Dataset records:

■ ■ ■ ■

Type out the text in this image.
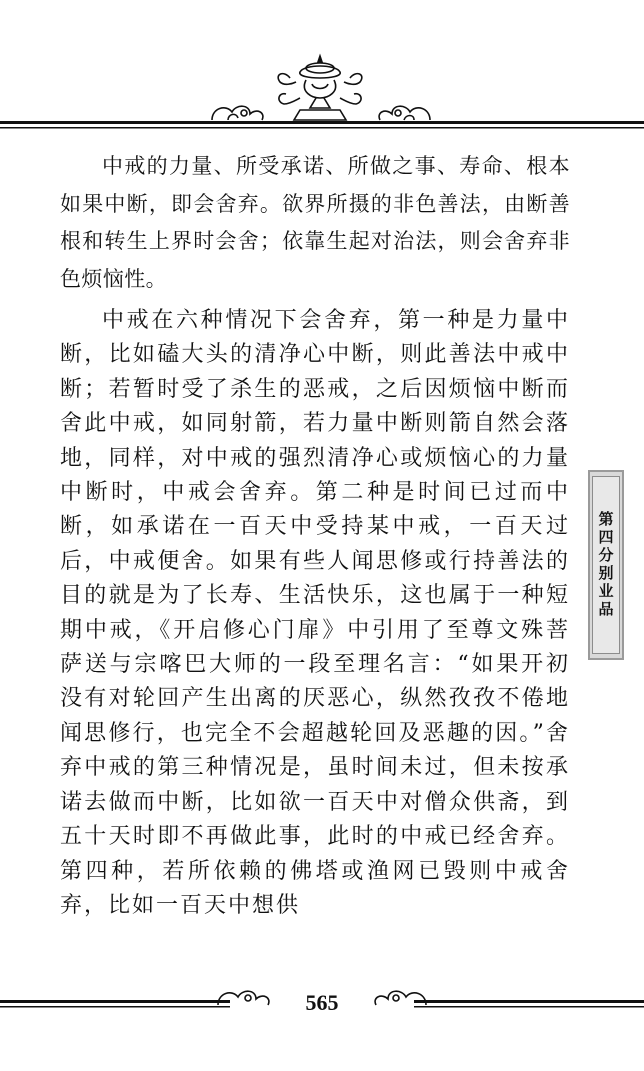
中戒的力量、所受承诺、所做之事、寿命、根本如果中断，即会舍弃。欲界所摄的非色善法，由断善根和转生上界时会舍；依靠生起对治法，则会舍弃非色烦恼性。

中戒在六种情况下会舍弃，第一种是力量中断，比如磕大头的清净心中断，则此善法中戒中断；若暂时受了杀生的恶戒，之后因烦恼中断而舍此中戒，如同射箭，若力量中断则箭自然会落地，同样，对中戒的强烈清净心或烦恼心的力量中断时，中戒会舍弃。第二种是时间已过而中断，如承诺在一百天中受持某中戒，一百天过后，中戒便舍。如果有些人闻思修或行持善法的目的就是为了长寿、生活快乐，这也属于一种短期中戒，《开启修心门扉》中引用了至尊文殊菩萨送与宗喀巴大师的一段至理名言：“如果开初没有对轮回产生出离的厌恶心，纵然孜孜不倦地闻思修行，也完全不会超越轮回及恶趣的因。”舍弃中戒的第三种情况是，虽时间未过，但未按承诺去做而中断，比如欲一百天中对僧众供斋，到五十天时即不再做此事，此时的中戒已经舍弃。第四种，若所依赖的佛塔或渔网已毁则中戒舍弃，比如一百天中想供

第四分别业品
565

■ ■ ■ ■

● **WHAT IS ASKED**
Give back all entries exactly. No pictures belong in the copy.

● **EXERCISE SOLUTION**
Type out the text in this image.
中戒的力量、所受承诺、所做之事、寿命、根本如果中断，即会舍弃。欲界所摄的非色善法，由断善根和转生上界时会舍；依靠生起对治法，则会舍弃非色烦恼性。

中戒在六种情况下会舍弃，第一种是力量中断，比如磕大头的清净心中断，则此善法中戒中断；若暂时受了杀生的恶戒，之后因烦恼中断而舍此中戒，如同射箭，若力量中断则箭自然会落地，同样，对中戒的强烈清净心或烦恼心的力量中断时，中戒会舍弃。第二种是时间已过而中断，如承诺在一百天中受持某中戒，一百天过后，中戒便舍。如果有些人闻思修或行持善法的目的就是为了长寿、生活快乐，这也属于一种短期中戒，《开启修心门扉》中引用了至尊文殊菩萨送与宗喀巴大师的一段至理名言：“如果开初没有对轮回产生出离的厌恶心，纵然孜孜不倦地闻思修行，也完全不会超越轮回及恶趣的因。”舍弃中戒的第三种情况是，虽时间未过，但未按承诺去做而中断，比如欲一百天中对僧众供斋，到五十天时即不再做此事，此时的中戒已经舍弃。第四种，若所依赖的佛塔或渔网已毁则中戒舍弃，比如一百天中想供

第四分别业品
565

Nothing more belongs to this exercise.